## begin Recorded information

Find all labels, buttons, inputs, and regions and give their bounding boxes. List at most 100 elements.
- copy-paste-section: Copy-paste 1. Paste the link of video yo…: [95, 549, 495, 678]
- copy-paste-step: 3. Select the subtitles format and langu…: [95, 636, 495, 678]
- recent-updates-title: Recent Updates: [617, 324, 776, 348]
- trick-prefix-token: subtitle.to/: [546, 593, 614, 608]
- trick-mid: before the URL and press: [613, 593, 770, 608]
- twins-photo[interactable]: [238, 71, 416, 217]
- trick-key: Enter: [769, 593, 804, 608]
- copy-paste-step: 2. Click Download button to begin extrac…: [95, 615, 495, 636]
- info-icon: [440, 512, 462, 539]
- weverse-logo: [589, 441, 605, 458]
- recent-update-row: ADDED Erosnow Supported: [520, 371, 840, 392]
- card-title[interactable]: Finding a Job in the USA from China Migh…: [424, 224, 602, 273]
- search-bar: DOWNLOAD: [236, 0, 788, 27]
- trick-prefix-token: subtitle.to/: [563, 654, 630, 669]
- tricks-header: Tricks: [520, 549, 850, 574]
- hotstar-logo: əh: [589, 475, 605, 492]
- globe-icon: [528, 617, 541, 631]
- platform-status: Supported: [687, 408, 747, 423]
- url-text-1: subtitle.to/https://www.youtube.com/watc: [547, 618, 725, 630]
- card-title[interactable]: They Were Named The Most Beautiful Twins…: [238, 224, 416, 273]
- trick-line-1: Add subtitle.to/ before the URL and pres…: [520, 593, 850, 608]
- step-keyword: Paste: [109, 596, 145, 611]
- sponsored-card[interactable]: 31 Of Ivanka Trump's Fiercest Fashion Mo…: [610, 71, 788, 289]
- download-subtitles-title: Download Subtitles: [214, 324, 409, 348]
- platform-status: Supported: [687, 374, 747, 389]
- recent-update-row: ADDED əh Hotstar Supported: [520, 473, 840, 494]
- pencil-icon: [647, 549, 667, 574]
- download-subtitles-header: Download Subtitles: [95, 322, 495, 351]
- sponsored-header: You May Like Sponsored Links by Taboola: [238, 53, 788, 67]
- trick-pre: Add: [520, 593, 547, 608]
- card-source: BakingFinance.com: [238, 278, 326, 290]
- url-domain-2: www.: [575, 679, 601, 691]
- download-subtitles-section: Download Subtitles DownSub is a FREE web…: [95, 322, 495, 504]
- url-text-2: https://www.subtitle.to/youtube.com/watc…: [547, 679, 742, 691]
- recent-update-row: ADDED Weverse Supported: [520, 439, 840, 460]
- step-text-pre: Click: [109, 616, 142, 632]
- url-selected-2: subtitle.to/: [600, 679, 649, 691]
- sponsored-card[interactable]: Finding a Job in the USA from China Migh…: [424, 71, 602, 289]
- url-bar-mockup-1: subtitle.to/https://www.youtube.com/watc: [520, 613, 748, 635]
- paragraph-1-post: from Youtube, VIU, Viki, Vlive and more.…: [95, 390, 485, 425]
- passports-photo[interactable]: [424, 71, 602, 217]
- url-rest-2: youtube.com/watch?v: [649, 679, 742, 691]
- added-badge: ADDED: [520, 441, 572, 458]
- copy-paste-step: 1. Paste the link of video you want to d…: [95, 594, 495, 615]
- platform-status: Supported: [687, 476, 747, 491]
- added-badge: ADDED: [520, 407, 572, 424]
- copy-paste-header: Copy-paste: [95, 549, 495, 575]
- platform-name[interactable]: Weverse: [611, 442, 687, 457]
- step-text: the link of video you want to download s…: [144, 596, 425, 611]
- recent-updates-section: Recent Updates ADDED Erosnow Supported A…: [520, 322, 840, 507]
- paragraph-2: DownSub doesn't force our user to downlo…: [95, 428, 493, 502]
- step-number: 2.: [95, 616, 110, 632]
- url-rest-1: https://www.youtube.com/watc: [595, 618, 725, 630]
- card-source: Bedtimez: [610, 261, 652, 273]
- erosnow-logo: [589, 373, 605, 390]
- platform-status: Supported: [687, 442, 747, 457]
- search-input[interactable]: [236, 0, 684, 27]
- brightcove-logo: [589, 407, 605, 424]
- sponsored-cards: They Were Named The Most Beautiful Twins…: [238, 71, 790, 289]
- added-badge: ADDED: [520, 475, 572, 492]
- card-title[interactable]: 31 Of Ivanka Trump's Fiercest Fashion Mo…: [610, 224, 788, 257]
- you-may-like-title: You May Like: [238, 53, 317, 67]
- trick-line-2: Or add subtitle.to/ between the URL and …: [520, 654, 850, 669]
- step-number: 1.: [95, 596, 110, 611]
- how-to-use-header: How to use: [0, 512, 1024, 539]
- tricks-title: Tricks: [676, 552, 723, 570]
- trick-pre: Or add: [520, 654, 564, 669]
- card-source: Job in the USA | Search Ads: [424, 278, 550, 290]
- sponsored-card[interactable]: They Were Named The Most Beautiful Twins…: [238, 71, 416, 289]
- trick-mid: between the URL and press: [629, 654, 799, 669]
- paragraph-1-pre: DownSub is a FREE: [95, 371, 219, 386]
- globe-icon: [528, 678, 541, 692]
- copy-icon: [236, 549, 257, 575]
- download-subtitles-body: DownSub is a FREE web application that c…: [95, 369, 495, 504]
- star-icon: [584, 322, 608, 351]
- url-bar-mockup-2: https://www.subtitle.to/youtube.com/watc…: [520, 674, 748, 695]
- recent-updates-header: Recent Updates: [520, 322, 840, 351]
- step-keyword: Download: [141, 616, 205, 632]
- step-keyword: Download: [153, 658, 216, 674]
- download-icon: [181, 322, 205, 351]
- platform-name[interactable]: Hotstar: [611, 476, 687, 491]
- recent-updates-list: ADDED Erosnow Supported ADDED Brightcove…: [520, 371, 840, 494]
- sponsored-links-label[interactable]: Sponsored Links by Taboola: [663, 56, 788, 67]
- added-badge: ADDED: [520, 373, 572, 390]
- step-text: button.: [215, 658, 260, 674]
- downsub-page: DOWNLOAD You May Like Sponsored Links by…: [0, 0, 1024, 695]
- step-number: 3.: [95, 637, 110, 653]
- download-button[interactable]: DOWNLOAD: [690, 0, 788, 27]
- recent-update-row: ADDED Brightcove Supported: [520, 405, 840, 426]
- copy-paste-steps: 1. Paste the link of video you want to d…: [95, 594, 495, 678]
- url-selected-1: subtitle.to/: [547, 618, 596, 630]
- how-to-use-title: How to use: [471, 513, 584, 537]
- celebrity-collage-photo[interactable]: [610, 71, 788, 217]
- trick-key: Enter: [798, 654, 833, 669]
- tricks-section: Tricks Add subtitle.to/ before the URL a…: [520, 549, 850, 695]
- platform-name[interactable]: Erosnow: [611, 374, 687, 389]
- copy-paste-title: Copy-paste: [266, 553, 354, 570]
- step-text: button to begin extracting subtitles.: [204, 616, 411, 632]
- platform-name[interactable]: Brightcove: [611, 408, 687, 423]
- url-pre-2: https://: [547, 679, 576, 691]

## end Recorded information

→ **Aim of the exercise**
List every line in the entries above that contains the word "Named", matching case exactly.

→ **The response**
- card-title[interactable]: They Were Named The Most Beautiful Twins…: [238, 224, 416, 273]
- sponsored-cards: They Were Named The Most Beautiful Twins…: [238, 71, 790, 289]
- sponsored-card[interactable]: They Were Named The Most Beautiful Twins…: [238, 71, 416, 289]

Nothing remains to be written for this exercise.